## Input data
--------
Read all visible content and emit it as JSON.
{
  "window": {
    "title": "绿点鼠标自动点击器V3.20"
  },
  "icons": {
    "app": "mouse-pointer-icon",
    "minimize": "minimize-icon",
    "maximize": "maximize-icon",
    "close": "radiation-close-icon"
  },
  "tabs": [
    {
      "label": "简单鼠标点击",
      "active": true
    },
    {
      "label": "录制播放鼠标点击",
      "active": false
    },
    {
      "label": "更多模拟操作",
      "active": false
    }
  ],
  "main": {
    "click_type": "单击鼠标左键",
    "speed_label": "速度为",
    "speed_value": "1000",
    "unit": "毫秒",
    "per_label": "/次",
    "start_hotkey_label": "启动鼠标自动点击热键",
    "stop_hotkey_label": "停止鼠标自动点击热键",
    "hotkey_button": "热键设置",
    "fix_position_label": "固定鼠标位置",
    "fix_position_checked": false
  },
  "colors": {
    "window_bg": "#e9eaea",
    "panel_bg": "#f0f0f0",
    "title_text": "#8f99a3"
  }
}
--------
## Your objective
Set down each entry again, unchanged.

## Result of this task
Read all visible content and emit it as JSON.
{
  "window": {
    "title": "绿点鼠标自动点击器V3.20"
  },
  "icons": {
    "app": "mouse-pointer-icon",
    "minimize": "minimize-icon",
    "maximize": "maximize-icon",
    "close": "radiation-close-icon"
  },
  "tabs": [
    {
      "label": "简单鼠标点击",
      "active": true
    },
    {
      "label": "录制播放鼠标点击",
      "active": false
    },
    {
      "label": "更多模拟操作",
      "active": false
    }
  ],
  "main": {
    "click_type": "单击鼠标左键",
    "speed_label": "速度为",
    "speed_value": "1000",
    "unit": "毫秒",
    "per_label": "/次",
    "start_hotkey_label": "启动鼠标自动点击热键",
    "stop_hotkey_label": "停止鼠标自动点击热键",
    "hotkey_button": "热键设置",
    "fix_position_label": "固定鼠标位置",
    "fix_position_checked": false
  },
  "colors": {
    "window_bg": "#e9eaea",
    "panel_bg": "#f0f0f0",
    "title_text": "#8f99a3"
  }
}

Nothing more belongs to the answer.